Entries from a dataset
━━━━━━━━
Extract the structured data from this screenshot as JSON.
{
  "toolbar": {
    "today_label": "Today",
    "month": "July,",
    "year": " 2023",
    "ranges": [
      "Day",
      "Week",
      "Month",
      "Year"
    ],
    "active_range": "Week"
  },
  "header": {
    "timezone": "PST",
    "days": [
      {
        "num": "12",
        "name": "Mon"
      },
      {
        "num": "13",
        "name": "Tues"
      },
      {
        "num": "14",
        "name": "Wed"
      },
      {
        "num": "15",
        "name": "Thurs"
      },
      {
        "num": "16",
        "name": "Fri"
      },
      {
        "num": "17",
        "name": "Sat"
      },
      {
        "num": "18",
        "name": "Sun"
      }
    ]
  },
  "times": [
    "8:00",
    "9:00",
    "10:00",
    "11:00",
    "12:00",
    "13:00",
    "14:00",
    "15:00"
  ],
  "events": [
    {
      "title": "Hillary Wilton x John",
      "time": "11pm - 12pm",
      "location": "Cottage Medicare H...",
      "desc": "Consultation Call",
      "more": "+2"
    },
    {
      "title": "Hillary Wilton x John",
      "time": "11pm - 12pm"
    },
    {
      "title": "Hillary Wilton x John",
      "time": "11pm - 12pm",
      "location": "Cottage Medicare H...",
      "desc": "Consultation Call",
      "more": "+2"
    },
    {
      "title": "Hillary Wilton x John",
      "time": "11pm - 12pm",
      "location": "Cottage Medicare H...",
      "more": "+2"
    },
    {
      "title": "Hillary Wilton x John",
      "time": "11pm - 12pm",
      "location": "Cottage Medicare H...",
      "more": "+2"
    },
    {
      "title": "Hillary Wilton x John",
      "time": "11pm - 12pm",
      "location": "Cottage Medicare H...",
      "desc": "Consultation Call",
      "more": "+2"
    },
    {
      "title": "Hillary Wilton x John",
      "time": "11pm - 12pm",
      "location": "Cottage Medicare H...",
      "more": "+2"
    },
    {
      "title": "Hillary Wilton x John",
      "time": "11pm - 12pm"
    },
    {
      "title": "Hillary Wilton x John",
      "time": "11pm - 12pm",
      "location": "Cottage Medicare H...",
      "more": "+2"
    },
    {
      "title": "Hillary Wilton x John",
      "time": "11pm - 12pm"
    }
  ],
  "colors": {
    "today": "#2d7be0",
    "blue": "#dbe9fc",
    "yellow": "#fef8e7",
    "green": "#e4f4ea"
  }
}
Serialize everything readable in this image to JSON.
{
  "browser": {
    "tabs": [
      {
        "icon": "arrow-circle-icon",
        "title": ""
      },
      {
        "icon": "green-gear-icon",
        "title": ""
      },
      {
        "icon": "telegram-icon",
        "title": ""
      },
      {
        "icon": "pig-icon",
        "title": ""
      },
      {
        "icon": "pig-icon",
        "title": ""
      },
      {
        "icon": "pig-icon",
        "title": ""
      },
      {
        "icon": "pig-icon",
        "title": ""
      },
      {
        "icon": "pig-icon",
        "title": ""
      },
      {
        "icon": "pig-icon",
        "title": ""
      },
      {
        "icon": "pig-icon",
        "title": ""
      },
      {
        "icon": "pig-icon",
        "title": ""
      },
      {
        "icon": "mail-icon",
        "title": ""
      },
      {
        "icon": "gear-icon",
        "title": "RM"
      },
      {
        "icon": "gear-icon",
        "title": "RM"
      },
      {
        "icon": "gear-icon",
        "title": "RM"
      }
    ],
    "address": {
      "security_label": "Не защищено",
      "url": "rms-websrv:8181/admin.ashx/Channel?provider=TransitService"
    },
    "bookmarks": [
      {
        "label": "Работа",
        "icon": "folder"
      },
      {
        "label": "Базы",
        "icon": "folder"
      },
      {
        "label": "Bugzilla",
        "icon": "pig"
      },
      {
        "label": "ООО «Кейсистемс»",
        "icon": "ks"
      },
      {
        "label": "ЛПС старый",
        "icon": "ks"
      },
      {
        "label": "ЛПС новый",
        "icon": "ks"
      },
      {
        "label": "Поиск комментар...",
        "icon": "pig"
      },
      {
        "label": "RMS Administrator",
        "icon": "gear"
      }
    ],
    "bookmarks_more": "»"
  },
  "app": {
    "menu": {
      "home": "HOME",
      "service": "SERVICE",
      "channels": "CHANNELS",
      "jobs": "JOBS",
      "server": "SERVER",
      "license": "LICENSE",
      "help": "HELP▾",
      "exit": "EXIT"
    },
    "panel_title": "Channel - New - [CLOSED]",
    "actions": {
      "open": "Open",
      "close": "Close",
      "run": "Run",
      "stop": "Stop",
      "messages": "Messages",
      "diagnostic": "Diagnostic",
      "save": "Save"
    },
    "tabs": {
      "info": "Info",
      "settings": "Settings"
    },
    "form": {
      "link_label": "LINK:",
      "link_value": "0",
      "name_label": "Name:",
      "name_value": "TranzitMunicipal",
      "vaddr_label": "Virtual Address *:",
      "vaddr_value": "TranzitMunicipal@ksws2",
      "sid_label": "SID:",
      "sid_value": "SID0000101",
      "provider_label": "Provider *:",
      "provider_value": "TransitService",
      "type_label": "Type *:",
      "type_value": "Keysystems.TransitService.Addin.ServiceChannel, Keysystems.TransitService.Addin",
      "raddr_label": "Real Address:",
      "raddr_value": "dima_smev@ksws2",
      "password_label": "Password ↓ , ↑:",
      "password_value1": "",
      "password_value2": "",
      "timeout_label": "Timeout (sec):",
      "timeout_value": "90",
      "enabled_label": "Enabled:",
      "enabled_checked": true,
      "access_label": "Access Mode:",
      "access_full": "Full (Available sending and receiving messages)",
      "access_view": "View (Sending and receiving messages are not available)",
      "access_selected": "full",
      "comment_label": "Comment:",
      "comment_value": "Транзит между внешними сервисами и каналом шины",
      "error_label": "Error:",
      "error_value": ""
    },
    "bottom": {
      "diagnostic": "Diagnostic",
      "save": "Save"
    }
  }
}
━━━━━━━━
Look through the entries above and report each line where the string "JSON" occurs.

Extract the structured data from this screenshot as JSON.
Serialize everything readable in this image to JSON.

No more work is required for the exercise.